** BEGIN SUPPLIED INFORMATION **

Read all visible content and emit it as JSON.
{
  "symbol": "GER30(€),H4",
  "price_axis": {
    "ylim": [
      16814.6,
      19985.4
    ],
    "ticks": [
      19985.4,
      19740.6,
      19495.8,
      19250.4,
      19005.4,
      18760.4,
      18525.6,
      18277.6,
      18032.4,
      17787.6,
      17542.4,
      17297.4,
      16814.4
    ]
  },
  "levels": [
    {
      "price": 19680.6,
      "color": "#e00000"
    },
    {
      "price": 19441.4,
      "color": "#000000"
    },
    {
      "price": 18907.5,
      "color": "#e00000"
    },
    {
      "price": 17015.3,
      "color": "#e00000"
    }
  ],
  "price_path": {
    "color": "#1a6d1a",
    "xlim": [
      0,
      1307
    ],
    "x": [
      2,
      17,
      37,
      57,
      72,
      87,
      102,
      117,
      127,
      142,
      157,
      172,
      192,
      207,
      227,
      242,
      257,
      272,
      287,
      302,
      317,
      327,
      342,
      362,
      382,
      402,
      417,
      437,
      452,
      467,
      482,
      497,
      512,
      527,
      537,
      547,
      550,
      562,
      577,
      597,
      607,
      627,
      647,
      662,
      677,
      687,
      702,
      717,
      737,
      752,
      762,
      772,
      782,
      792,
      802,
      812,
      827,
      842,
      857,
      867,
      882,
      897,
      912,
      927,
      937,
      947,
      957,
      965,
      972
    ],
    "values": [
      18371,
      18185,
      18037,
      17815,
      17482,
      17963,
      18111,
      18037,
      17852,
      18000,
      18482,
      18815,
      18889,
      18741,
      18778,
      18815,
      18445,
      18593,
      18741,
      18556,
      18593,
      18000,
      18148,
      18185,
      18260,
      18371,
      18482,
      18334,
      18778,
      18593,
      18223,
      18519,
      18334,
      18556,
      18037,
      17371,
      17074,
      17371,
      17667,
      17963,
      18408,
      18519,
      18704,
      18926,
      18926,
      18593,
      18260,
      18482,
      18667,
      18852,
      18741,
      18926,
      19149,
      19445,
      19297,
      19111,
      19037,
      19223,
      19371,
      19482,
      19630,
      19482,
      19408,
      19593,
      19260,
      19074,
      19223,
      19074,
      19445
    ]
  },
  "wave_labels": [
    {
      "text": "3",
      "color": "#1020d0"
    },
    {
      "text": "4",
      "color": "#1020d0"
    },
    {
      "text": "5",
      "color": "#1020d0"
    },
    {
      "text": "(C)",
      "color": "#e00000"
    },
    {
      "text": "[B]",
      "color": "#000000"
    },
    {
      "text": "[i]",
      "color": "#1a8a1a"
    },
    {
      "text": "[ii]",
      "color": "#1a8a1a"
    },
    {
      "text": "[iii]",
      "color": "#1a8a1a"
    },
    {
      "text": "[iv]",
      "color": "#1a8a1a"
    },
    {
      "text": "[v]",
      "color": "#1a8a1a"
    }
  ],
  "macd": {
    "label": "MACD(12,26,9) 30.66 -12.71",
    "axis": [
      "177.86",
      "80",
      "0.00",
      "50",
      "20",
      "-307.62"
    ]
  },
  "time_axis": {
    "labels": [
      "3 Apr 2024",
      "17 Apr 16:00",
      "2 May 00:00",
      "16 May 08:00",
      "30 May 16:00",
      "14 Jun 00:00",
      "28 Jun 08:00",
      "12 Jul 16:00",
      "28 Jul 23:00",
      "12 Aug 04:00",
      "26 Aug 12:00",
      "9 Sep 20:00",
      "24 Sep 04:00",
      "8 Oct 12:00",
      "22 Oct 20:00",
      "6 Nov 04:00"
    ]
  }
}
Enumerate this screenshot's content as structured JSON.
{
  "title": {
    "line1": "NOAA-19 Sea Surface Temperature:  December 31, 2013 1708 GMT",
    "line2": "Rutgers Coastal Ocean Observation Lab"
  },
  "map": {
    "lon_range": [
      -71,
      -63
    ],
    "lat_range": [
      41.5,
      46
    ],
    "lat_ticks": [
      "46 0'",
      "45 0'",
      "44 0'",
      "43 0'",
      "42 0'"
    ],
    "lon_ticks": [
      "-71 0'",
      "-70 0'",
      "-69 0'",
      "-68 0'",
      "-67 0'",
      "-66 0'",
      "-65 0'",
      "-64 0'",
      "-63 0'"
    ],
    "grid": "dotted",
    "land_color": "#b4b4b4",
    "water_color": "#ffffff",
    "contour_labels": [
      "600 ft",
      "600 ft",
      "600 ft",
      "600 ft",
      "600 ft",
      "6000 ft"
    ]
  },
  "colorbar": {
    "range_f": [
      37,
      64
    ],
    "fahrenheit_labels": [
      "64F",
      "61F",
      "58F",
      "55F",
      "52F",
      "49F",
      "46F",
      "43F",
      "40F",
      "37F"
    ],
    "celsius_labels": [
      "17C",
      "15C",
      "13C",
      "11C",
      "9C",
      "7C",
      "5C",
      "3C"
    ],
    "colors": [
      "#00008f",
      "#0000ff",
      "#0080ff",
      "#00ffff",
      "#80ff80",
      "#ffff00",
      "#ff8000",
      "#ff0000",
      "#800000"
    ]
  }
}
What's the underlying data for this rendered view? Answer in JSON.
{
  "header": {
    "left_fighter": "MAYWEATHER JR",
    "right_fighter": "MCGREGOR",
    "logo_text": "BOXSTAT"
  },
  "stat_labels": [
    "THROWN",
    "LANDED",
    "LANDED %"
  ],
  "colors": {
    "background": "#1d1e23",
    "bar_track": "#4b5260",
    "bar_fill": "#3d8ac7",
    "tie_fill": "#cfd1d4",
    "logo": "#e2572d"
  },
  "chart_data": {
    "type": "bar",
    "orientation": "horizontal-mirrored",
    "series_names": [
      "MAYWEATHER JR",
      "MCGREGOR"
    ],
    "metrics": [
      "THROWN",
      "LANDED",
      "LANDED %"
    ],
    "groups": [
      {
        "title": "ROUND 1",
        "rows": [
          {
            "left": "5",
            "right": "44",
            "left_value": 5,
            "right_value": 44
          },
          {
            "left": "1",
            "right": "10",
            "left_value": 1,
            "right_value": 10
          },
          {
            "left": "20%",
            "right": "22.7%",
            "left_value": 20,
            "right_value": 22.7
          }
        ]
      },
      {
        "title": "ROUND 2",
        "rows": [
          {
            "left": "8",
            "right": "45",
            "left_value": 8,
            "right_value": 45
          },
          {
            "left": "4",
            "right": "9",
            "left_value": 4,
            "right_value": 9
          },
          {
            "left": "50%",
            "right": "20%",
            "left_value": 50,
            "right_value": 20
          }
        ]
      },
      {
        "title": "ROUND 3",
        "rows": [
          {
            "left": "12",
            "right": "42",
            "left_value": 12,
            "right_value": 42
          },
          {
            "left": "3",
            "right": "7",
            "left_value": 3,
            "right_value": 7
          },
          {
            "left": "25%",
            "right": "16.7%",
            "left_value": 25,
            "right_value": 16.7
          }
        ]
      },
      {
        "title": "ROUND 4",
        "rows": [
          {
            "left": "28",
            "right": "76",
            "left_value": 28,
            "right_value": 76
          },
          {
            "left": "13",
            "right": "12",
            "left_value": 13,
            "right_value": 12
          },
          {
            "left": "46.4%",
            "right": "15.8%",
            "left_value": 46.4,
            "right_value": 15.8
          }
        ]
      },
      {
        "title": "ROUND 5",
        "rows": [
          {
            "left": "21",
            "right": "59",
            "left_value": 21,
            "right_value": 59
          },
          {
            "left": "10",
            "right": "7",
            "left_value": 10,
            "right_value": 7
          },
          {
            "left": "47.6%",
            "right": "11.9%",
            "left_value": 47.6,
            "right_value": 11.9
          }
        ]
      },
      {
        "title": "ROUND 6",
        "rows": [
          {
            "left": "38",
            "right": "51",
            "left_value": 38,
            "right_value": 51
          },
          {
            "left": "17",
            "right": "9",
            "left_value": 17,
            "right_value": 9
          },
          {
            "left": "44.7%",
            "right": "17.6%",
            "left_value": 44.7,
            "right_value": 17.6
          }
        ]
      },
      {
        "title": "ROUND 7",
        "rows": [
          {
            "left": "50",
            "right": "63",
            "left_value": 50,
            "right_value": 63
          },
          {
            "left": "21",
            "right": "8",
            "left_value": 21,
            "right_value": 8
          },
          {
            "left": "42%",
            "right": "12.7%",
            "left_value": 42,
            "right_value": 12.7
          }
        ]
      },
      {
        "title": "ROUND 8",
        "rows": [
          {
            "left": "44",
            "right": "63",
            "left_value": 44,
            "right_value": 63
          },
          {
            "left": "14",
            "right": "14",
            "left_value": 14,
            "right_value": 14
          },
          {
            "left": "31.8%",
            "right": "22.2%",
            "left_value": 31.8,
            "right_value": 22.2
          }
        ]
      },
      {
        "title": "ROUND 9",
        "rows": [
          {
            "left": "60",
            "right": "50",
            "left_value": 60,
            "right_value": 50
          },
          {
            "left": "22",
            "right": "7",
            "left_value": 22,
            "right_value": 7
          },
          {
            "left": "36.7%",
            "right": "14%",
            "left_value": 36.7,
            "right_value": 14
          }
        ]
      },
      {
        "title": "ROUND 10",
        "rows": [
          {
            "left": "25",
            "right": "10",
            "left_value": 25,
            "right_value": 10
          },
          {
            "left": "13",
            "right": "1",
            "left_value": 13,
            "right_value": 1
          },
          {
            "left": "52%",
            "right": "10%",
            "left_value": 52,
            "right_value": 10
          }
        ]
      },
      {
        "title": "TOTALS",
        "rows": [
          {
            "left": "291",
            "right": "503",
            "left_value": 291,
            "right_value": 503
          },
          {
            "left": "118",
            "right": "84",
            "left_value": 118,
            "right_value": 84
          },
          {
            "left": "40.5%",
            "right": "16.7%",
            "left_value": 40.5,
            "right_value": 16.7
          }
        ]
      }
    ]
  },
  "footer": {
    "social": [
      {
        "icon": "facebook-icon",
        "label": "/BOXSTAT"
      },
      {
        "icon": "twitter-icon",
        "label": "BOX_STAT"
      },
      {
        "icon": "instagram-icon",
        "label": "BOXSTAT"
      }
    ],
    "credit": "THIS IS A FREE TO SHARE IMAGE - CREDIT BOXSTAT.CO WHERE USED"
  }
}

** END SUPPLIED INFORMATION **

• **WHAT THE TASK ASKS**
Pull out every line containing "MAYWEATHER".

• **EXERCISE OUTPUT**
    "left_fighter": "MAYWEATHER JR",
      "MAYWEATHER JR",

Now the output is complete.